╭─ RECORDS TO PROCESS
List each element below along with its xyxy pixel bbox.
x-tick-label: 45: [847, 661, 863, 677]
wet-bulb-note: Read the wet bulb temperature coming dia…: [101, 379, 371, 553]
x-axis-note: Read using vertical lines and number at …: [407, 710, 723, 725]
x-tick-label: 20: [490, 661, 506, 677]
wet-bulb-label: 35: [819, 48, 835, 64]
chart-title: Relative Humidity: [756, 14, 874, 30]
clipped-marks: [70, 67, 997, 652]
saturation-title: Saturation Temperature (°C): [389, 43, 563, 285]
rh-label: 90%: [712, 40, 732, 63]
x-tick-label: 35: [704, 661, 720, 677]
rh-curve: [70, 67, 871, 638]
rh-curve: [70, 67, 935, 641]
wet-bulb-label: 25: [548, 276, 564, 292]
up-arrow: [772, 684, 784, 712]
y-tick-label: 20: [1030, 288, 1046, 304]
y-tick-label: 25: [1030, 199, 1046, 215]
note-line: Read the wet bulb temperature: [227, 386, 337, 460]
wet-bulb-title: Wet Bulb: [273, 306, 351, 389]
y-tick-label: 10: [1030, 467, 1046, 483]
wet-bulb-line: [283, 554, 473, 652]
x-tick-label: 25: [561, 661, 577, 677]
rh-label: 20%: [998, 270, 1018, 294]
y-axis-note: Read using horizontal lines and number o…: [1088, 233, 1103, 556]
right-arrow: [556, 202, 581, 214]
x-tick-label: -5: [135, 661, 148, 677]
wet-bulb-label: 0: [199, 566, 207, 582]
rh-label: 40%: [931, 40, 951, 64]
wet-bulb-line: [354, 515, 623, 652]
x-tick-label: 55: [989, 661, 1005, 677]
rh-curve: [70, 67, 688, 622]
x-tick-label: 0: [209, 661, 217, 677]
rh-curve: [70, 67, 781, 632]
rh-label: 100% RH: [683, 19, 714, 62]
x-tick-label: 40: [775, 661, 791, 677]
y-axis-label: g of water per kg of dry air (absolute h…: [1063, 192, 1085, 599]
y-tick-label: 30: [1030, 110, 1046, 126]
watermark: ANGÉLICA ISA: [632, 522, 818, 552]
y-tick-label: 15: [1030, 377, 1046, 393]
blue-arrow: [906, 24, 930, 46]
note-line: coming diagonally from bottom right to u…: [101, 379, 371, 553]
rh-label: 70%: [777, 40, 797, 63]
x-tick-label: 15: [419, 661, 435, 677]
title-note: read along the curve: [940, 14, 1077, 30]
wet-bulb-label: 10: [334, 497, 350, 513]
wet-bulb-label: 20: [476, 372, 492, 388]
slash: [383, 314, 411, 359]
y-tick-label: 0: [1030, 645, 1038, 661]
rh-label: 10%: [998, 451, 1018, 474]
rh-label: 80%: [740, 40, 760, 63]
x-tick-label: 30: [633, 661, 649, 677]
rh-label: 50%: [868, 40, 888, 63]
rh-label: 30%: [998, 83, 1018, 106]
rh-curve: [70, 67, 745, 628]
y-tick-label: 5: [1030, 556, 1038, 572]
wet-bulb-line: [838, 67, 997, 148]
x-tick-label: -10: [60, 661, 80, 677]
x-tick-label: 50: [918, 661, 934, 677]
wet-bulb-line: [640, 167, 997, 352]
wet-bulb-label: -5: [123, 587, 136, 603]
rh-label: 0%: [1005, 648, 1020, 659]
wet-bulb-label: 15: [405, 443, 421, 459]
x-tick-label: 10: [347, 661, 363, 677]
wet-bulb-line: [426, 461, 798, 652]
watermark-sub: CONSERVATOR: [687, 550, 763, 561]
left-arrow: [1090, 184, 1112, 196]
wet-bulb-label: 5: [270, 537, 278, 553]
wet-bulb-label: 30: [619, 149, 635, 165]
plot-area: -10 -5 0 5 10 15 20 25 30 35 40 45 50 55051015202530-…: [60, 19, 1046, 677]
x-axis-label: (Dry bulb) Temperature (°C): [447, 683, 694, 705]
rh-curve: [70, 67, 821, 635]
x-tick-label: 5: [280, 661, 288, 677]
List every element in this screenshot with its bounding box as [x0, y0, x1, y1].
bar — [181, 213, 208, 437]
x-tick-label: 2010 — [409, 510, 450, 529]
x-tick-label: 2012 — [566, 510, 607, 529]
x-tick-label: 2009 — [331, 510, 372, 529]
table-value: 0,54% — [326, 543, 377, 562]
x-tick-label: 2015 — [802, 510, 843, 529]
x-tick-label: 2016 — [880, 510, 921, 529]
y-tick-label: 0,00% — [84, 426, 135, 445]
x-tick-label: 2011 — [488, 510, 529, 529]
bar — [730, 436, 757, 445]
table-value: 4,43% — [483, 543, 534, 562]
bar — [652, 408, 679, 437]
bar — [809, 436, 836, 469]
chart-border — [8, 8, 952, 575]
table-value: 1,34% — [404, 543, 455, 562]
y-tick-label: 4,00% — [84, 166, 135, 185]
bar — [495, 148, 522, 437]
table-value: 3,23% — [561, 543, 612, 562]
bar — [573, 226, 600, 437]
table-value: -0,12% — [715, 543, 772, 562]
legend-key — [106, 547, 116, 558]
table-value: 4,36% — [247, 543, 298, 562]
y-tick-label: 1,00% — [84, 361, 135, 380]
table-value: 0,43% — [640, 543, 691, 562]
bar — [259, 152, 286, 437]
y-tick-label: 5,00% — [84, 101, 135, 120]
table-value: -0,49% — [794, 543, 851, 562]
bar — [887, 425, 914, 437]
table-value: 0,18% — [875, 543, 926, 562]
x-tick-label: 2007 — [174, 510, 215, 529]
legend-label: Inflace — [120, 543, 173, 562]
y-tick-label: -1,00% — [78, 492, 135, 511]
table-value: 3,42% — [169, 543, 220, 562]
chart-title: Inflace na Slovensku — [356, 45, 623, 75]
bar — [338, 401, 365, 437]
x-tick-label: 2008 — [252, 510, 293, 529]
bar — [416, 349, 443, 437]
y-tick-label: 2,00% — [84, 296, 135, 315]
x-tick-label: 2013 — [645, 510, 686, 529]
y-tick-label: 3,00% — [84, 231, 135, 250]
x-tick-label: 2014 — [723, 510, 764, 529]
╰─
▸ WHAT IS REQUIRED
Reproduce verbatim every line from the beginning of the entries through the line containing "rh-label: 100% RH: [683, 19, 714, 62]", including both of those lines.

▸ RESPONSE
List each element below along with its xyxy pixel bbox.
x-tick-label: 45: [847, 661, 863, 677]
wet-bulb-note: Read the wet bulb temperature coming dia…: [101, 379, 371, 553]
x-axis-note: Read using vertical lines and number at …: [407, 710, 723, 725]
x-tick-label: 20: [490, 661, 506, 677]
wet-bulb-label: 35: [819, 48, 835, 64]
chart-title: Relative Humidity: [756, 14, 874, 30]
clipped-marks: [70, 67, 997, 652]
saturation-title: Saturation Temperature (°C): [389, 43, 563, 285]
rh-label: 90%: [712, 40, 732, 63]
x-tick-label: 35: [704, 661, 720, 677]
rh-curve: [70, 67, 871, 638]
rh-curve: [70, 67, 935, 641]
wet-bulb-label: 25: [548, 276, 564, 292]
up-arrow: [772, 684, 784, 712]
y-tick-label: 20: [1030, 288, 1046, 304]
y-tick-label: 25: [1030, 199, 1046, 215]
note-line: Read the wet bulb temperature: [227, 386, 337, 460]
wet-bulb-title: Wet Bulb: [273, 306, 351, 389]
y-tick-label: 10: [1030, 467, 1046, 483]
wet-bulb-line: [283, 554, 473, 652]
x-tick-label: 25: [561, 661, 577, 677]
rh-label: 20%: [998, 270, 1018, 294]
y-axis-note: Read using horizontal lines and number o…: [1088, 233, 1103, 556]
right-arrow: [556, 202, 581, 214]
x-tick-label: -5: [135, 661, 148, 677]
wet-bulb-label: 0: [199, 566, 207, 582]
rh-label: 40%: [931, 40, 951, 64]
wet-bulb-line: [354, 515, 623, 652]
x-tick-label: 55: [989, 661, 1005, 677]
rh-curve: [70, 67, 688, 622]
x-tick-label: 0: [209, 661, 217, 677]
rh-curve: [70, 67, 781, 632]
rh-label: 100% RH: [683, 19, 714, 62]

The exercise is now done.